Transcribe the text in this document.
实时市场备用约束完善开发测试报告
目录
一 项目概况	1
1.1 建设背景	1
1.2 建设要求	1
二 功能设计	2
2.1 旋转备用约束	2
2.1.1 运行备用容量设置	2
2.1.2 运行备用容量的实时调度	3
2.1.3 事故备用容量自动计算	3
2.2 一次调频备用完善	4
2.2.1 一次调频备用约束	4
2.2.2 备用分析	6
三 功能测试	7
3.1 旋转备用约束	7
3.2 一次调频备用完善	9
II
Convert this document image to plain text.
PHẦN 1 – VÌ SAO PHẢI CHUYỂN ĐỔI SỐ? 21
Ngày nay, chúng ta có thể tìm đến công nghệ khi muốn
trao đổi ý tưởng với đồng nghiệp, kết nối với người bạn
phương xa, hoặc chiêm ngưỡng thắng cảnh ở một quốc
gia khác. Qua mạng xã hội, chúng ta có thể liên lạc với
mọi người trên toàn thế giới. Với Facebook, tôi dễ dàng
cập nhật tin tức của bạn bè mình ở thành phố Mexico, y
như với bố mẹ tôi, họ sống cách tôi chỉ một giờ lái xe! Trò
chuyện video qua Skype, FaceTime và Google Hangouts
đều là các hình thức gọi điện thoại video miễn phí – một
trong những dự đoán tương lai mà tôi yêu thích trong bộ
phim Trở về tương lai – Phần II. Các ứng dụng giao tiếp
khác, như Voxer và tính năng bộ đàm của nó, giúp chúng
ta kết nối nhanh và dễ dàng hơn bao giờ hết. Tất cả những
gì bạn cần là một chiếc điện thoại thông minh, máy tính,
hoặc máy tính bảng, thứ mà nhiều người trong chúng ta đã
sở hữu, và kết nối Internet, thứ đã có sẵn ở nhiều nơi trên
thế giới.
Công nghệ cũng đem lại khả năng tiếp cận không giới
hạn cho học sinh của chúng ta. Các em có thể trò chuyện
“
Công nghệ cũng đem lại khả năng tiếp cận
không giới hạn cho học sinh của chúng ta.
- - - -
# Task instructions
Reproduce the listing above word for word.

# Reply
Transcribe the text in this document.
实时市场备用约束完善开发测试报告
目录
一 项目概况	1
1.1 建设背景	1
1.2 建设要求	1
二 功能设计	2
2.1 旋转备用约束	2
2.1.1 运行备用容量设置	2
2.1.2 运行备用容量的实时调度	3
2.1.3 事故备用容量自动计算	3
2.2 一次调频备用完善	4
2.2.1 一次调频备用约束	4
2.2.2 备用分析	6
三 功能测试	7
3.1 旋转备用约束	7
3.2 一次调频备用完善	9
II
Convert this document image to plain text.
PHẦN 1 – VÌ SAO PHẢI CHUYỂN ĐỔI SỐ? 21
Ngày nay, chúng ta có thể tìm đến công nghệ khi muốn
trao đổi ý tưởng với đồng nghiệp, kết nối với người bạn
phương xa, hoặc chiêm ngưỡng thắng cảnh ở một quốc
gia khác. Qua mạng xã hội, chúng ta có thể liên lạc với
mọi người trên toàn thế giới. Với Facebook, tôi dễ dàng
cập nhật tin tức của bạn bè mình ở thành phố Mexico, y
như với bố mẹ tôi, họ sống cách tôi chỉ một giờ lái xe! Trò
chuyện video qua Skype, FaceTime và Google Hangouts
đều là các hình thức gọi điện thoại video miễn phí – một
trong những dự đoán tương lai mà tôi yêu thích trong bộ
phim Trở về tương lai – Phần II. Các ứng dụng giao tiếp
khác, như Voxer và tính năng bộ đàm của nó, giúp chúng
ta kết nối nhanh và dễ dàng hơn bao giờ hết. Tất cả những
gì bạn cần là một chiếc điện thoại thông minh, máy tính,
hoặc máy tính bảng, thứ mà nhiều người trong chúng ta đã
sở hữu, và kết nối Internet, thứ đã có sẵn ở nhiều nơi trên
thế giới.
Công nghệ cũng đem lại khả năng tiếp cận không giới
hạn cho học sinh của chúng ta. Các em có thể trò chuyện
“
Công nghệ cũng đem lại khả năng tiếp cận
không giới hạn cho học sinh của chúng ta.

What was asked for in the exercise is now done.